Give again, unchanged, the records from their first line through the line containing "y-axis-title: Energy without", including that line.

» Labeled region entries
_____

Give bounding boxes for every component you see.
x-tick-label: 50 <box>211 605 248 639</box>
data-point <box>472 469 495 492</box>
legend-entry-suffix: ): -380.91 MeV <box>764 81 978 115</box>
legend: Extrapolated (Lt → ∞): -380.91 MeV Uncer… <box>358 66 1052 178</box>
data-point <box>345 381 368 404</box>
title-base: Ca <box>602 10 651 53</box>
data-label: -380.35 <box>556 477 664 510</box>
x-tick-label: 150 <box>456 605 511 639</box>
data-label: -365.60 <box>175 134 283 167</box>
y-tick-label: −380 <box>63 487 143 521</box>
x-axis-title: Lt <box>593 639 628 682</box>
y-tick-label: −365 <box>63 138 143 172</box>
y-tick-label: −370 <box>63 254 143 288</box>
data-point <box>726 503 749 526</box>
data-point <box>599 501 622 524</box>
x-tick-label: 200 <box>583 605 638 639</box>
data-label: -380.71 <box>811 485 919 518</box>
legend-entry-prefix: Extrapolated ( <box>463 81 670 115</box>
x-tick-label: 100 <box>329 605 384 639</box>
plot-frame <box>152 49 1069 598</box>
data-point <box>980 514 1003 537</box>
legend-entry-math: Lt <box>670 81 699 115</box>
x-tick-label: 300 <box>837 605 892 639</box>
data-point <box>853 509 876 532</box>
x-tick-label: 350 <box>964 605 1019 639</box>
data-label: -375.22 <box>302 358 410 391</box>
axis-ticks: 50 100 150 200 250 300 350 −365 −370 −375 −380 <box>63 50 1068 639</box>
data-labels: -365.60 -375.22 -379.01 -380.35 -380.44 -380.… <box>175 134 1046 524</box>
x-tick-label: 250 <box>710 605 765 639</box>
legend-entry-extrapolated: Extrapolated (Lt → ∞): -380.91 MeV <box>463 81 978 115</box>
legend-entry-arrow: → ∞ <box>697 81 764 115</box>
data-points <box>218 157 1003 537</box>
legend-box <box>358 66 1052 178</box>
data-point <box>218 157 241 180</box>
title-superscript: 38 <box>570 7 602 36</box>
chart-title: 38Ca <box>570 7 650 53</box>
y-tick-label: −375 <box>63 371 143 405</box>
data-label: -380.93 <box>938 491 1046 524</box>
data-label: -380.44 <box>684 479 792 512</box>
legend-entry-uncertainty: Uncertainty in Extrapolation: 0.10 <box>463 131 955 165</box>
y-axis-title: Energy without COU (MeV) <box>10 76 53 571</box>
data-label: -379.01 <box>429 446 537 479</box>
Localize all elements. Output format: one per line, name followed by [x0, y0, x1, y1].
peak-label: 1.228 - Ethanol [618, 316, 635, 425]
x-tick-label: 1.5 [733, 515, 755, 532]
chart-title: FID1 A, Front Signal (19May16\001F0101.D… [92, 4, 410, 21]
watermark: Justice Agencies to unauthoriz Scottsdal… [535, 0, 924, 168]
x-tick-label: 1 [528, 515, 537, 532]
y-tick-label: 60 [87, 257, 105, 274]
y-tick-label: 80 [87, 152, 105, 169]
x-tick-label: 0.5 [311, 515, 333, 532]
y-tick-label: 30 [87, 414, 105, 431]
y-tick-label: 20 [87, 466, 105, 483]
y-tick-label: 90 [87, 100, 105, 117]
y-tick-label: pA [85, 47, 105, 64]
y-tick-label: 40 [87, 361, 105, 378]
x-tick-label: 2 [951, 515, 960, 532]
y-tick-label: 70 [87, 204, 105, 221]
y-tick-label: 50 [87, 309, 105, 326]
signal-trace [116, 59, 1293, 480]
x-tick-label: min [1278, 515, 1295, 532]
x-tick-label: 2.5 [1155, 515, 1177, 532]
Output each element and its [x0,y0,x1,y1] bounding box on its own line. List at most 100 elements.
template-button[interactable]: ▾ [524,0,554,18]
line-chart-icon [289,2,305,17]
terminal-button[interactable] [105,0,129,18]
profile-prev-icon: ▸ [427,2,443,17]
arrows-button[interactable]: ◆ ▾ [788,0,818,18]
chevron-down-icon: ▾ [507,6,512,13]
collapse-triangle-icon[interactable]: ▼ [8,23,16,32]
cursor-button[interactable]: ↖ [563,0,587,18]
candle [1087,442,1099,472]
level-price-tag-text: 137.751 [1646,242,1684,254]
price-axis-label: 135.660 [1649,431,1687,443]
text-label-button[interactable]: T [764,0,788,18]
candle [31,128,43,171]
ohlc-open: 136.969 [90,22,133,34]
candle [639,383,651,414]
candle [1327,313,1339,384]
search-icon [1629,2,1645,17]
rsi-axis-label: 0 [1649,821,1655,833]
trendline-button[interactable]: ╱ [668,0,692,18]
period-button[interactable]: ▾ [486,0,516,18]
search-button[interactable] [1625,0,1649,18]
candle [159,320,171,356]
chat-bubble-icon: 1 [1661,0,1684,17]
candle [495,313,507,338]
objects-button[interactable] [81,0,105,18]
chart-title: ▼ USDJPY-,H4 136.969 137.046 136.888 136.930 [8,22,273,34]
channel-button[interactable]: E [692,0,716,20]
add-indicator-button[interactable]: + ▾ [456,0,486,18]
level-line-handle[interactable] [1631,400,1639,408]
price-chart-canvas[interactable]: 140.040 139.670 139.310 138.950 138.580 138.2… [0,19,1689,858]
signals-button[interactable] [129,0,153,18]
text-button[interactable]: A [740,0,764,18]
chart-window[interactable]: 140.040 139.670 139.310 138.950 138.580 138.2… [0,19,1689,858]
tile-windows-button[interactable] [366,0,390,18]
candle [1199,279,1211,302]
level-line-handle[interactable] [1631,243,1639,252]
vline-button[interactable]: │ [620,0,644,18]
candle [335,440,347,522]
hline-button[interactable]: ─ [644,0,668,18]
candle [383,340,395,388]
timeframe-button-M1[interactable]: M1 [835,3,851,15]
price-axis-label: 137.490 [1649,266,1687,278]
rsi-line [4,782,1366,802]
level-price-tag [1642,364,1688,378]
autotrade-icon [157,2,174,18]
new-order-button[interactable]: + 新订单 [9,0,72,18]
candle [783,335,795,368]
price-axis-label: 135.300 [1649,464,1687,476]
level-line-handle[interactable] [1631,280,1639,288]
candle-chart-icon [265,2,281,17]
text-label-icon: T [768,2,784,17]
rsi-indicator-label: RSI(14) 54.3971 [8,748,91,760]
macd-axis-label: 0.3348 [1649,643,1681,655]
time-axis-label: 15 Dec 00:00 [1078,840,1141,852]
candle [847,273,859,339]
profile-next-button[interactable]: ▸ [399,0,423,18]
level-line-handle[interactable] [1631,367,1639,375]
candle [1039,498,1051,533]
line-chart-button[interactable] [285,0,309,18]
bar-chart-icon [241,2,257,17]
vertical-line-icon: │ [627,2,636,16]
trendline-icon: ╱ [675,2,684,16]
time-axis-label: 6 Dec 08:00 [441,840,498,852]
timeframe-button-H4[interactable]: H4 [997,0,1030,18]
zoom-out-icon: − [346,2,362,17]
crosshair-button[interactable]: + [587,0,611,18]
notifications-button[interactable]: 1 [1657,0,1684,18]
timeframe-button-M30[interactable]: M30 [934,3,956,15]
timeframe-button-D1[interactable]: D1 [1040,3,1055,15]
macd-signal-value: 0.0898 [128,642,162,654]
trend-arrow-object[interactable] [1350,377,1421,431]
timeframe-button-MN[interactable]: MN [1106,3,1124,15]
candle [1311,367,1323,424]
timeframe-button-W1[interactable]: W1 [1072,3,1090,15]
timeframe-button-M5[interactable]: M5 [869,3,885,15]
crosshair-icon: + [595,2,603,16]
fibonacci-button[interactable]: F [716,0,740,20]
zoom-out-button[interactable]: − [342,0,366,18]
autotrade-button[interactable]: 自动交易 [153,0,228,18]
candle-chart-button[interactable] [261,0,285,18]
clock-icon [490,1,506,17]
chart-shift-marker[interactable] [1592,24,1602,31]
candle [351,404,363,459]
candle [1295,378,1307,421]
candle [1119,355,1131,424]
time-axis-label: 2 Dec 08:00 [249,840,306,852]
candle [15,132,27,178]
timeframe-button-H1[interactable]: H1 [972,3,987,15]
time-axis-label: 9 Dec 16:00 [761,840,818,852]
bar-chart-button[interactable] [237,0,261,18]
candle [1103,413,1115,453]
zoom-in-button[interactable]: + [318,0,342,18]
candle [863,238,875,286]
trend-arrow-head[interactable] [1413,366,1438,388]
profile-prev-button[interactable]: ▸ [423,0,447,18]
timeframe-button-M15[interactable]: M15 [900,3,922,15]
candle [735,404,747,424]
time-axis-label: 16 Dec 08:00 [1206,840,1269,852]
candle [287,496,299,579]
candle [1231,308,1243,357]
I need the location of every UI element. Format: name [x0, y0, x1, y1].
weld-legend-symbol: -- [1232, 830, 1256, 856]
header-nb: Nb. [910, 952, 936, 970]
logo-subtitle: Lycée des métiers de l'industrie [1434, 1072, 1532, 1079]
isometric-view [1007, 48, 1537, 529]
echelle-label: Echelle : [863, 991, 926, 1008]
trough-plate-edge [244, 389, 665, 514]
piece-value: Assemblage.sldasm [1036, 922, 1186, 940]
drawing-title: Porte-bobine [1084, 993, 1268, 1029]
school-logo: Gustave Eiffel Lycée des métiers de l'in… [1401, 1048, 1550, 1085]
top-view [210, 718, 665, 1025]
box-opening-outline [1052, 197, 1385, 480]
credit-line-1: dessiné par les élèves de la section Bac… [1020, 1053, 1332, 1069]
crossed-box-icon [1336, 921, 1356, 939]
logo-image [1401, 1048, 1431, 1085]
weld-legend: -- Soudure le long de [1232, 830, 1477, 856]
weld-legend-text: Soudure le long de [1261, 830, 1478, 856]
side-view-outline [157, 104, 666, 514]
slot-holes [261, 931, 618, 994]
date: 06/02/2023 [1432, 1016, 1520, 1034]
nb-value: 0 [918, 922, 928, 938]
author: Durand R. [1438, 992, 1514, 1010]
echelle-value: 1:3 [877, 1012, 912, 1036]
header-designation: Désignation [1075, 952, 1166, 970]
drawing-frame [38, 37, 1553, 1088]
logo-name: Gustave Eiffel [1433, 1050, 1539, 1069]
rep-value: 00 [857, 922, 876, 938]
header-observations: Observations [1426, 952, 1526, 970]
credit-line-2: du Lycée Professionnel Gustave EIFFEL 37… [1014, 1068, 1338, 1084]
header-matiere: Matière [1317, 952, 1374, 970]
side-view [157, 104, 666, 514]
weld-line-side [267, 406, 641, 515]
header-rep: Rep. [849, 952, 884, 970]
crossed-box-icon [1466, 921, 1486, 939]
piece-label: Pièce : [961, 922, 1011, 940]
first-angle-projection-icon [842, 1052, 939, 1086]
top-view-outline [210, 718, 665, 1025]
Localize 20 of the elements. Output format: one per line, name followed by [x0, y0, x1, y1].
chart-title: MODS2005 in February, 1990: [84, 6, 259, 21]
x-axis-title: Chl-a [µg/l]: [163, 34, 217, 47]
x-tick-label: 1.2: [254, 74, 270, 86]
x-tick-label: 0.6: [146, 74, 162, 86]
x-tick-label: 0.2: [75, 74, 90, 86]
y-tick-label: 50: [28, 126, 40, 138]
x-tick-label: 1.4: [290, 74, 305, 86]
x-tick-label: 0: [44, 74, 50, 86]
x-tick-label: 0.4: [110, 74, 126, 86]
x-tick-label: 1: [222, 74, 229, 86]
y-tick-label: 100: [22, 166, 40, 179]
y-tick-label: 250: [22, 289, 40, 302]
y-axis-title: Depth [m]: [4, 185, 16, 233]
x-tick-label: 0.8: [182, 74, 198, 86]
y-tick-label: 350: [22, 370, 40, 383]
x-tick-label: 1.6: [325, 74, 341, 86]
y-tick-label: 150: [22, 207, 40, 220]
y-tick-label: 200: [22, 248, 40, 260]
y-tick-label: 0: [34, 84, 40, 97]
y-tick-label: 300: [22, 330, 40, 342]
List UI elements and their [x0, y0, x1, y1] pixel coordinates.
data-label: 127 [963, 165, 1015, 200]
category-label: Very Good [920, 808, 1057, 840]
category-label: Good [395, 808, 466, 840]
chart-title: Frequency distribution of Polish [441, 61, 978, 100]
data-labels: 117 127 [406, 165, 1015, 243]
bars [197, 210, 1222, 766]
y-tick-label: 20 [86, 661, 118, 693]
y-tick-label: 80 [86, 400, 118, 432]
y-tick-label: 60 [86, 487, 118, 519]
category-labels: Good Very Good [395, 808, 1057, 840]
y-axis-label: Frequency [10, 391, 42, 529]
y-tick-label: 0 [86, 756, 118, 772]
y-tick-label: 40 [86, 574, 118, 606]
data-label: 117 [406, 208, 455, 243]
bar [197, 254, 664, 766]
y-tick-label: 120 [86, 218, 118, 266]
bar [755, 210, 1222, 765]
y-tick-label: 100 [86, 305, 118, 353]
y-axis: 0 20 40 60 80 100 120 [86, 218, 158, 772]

_____

» CORRECT RESPONSE
Give bounding boxes for every component you see.
x-tick-label: 50 <box>211 605 248 639</box>
data-point <box>472 469 495 492</box>
legend-entry-suffix: ): -380.91 MeV <box>764 81 978 115</box>
legend: Extrapolated (Lt → ∞): -380.91 MeV Uncer… <box>358 66 1052 178</box>
data-point <box>345 381 368 404</box>
title-base: Ca <box>602 10 651 53</box>
data-label: -380.35 <box>556 477 664 510</box>
x-tick-label: 150 <box>456 605 511 639</box>
data-label: -365.60 <box>175 134 283 167</box>
y-tick-label: −380 <box>63 487 143 521</box>
x-axis-title: Lt <box>593 639 628 682</box>
y-tick-label: −365 <box>63 138 143 172</box>
y-tick-label: −370 <box>63 254 143 288</box>
data-point <box>726 503 749 526</box>
data-point <box>599 501 622 524</box>
x-tick-label: 200 <box>583 605 638 639</box>
data-label: -380.71 <box>811 485 919 518</box>
legend-entry-prefix: Extrapolated ( <box>463 81 670 115</box>
x-tick-label: 100 <box>329 605 384 639</box>
plot-frame <box>152 49 1069 598</box>
data-point <box>980 514 1003 537</box>
legend-entry-math: Lt <box>670 81 699 115</box>
x-tick-label: 300 <box>837 605 892 639</box>
data-point <box>853 509 876 532</box>
x-tick-label: 350 <box>964 605 1019 639</box>
data-label: -375.22 <box>302 358 410 391</box>
axis-ticks: 50 100 150 200 250 300 350 −365 −370 −375 −380 <box>63 50 1068 639</box>
data-labels: -365.60 -375.22 -379.01 -380.35 -380.44 -380.… <box>175 134 1046 524</box>
x-tick-label: 250 <box>710 605 765 639</box>
legend-entry-extrapolated: Extrapolated (Lt → ∞): -380.91 MeV <box>463 81 978 115</box>
legend-entry-arrow: → ∞ <box>697 81 764 115</box>
data-points <box>218 157 1003 537</box>
legend-box <box>358 66 1052 178</box>
data-point <box>218 157 241 180</box>
title-superscript: 38 <box>570 7 602 36</box>
chart-title: 38Ca <box>570 7 650 53</box>
y-tick-label: −375 <box>63 371 143 405</box>
data-label: -380.93 <box>938 491 1046 524</box>
data-label: -380.44 <box>684 479 792 512</box>
legend-entry-uncertainty: Uncertainty in Extrapolation: 0.10 <box>463 131 955 165</box>
y-axis-title: Energy without COU (MeV) <box>10 76 53 571</box>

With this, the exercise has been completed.